List each line of the data in which the string "content" appears.

"""

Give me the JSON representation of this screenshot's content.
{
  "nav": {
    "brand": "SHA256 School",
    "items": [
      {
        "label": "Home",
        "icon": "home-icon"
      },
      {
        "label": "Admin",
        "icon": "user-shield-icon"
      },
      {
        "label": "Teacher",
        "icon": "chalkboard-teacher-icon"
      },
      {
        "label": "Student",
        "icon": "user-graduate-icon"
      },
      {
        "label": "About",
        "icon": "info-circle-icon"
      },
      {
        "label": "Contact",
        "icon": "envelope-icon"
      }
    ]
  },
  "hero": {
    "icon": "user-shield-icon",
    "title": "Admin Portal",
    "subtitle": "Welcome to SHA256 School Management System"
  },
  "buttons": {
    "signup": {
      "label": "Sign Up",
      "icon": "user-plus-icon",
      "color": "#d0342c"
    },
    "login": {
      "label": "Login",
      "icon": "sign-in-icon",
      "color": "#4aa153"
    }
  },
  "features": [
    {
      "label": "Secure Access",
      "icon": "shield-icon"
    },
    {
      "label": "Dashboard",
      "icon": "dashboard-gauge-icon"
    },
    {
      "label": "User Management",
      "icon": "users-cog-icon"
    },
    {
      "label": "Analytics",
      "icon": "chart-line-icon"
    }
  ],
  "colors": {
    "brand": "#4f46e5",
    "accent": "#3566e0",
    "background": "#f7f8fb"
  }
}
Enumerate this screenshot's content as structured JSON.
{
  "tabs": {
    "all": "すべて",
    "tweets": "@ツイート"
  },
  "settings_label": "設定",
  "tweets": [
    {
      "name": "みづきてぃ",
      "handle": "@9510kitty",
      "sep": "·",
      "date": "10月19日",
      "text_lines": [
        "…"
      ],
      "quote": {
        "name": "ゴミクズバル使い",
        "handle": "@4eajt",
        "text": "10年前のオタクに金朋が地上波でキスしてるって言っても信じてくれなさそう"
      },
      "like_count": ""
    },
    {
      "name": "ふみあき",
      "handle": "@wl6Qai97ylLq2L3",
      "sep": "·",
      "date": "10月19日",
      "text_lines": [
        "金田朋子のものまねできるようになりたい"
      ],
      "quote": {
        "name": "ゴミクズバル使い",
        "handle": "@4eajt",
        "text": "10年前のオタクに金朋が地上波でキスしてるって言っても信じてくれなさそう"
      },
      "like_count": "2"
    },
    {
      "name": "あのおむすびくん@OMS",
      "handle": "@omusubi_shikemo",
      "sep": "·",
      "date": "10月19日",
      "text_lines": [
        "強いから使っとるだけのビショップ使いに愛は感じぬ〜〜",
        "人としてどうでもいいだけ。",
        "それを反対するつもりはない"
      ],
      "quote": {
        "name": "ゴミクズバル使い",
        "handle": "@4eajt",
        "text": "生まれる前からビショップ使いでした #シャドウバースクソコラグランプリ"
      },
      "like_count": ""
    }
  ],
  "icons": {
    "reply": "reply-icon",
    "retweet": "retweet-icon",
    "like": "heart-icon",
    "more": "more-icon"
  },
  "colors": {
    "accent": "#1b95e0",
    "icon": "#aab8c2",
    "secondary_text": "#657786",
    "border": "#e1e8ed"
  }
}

"""

Correct result:
Give me the JSON representation of this screenshot's content.
Enumerate this screenshot's content as structured JSON.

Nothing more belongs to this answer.